(Data to process)
○ ○ ○ ○ ○

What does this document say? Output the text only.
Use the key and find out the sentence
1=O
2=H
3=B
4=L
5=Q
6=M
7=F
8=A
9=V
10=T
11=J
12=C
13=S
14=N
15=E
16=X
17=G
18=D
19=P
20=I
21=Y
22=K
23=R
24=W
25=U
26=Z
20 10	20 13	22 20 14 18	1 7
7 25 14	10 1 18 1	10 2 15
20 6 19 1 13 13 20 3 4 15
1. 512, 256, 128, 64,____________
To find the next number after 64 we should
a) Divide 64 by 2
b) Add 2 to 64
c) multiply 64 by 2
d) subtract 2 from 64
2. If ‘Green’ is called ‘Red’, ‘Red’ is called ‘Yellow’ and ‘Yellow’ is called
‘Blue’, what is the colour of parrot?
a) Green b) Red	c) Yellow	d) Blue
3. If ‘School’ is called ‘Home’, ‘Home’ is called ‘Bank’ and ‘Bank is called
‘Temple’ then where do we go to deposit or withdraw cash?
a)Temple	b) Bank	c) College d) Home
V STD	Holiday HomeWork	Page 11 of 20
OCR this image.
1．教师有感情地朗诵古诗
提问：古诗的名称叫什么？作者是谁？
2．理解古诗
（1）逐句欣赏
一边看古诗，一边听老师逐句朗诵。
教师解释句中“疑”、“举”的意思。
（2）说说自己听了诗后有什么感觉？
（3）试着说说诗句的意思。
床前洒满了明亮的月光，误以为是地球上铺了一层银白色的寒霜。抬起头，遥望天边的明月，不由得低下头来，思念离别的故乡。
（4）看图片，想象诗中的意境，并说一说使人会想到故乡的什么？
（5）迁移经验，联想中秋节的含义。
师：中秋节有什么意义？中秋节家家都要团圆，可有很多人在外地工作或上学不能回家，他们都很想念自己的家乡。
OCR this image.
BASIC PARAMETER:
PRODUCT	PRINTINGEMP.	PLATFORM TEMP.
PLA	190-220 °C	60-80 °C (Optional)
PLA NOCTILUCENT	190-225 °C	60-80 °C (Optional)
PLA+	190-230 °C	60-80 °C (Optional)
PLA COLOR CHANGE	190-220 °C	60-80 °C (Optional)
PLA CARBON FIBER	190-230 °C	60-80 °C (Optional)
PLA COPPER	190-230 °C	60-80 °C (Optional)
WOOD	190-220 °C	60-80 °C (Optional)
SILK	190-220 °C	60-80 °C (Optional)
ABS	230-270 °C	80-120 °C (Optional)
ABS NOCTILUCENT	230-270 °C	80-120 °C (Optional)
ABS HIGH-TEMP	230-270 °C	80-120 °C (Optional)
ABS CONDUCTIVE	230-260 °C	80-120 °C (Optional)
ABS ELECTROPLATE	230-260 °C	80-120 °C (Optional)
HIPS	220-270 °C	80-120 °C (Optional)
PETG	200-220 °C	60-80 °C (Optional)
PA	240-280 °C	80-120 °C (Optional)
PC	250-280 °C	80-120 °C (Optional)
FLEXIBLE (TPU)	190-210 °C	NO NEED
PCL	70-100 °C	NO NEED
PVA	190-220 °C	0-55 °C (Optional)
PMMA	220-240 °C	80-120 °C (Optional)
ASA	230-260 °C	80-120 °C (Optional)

○ ○ ○ ○ ○

(Your goal)
Write out the complete set of records exactly as given.

(Complete output)
What does this document say? Output the text only.
Use the key and find out the sentence
1=O
2=H
3=B
4=L
5=Q
6=M
7=F
8=A
9=V
10=T
11=J
12=C
13=S
14=N
15=E
16=X
17=G
18=D
19=P
20=I
21=Y
22=K
23=R
24=W
25=U
26=Z
20 10	20 13	22 20 14 18	1 7
7 25 14	10 1 18 1	10 2 15
20 6 19 1 13 13 20 3 4 15
1. 512, 256, 128, 64,____________
To find the next number after 64 we should
a) Divide 64 by 2
b) Add 2 to 64
c) multiply 64 by 2
d) subtract 2 from 64
2. If ‘Green’ is called ‘Red’, ‘Red’ is called ‘Yellow’ and ‘Yellow’ is called
‘Blue’, what is the colour of parrot?
a) Green b) Red	c) Yellow	d) Blue
3. If ‘School’ is called ‘Home’, ‘Home’ is called ‘Bank’ and ‘Bank is called
‘Temple’ then where do we go to deposit or withdraw cash?
a)Temple	b) Bank	c) College d) Home
V STD	Holiday HomeWork	Page 11 of 20
OCR this image.
1．教师有感情地朗诵古诗
提问：古诗的名称叫什么？作者是谁？
2．理解古诗
（1）逐句欣赏
一边看古诗，一边听老师逐句朗诵。
教师解释句中“疑”、“举”的意思。
（2）说说自己听了诗后有什么感觉？
（3）试着说说诗句的意思。
床前洒满了明亮的月光，误以为是地球上铺了一层银白色的寒霜。抬起头，遥望天边的明月，不由得低下头来，思念离别的故乡。
（4）看图片，想象诗中的意境，并说一说使人会想到故乡的什么？
（5）迁移经验，联想中秋节的含义。
师：中秋节有什么意义？中秋节家家都要团圆，可有很多人在外地工作或上学不能回家，他们都很想念自己的家乡。
OCR this image.
BASIC PARAMETER:
PRODUCT	PRINTINGEMP.	PLATFORM TEMP.
PLA	190-220 °C	60-80 °C (Optional)
PLA NOCTILUCENT	190-225 °C	60-80 °C (Optional)
PLA+	190-230 °C	60-80 °C (Optional)
PLA COLOR CHANGE	190-220 °C	60-80 °C (Optional)
PLA CARBON FIBER	190-230 °C	60-80 °C (Optional)
PLA COPPER	190-230 °C	60-80 °C (Optional)
WOOD	190-220 °C	60-80 °C (Optional)
SILK	190-220 °C	60-80 °C (Optional)
ABS	230-270 °C	80-120 °C (Optional)
ABS NOCTILUCENT	230-270 °C	80-120 °C (Optional)
ABS HIGH-TEMP	230-270 °C	80-120 °C (Optional)
ABS CONDUCTIVE	230-260 °C	80-120 °C (Optional)
ABS ELECTROPLATE	230-260 °C	80-120 °C (Optional)
HIPS	220-270 °C	80-120 °C (Optional)
PETG	200-220 °C	60-80 °C (Optional)
PA	240-280 °C	80-120 °C (Optional)
PC	250-280 °C	80-120 °C (Optional)
FLEXIBLE (TPU)	190-210 °C	NO NEED
PCL	70-100 °C	NO NEED
PVA	190-220 °C	0-55 °C (Optional)
PMMA	220-240 °C	80-120 °C (Optional)
ASA	230-260 °C	80-120 °C (Optional)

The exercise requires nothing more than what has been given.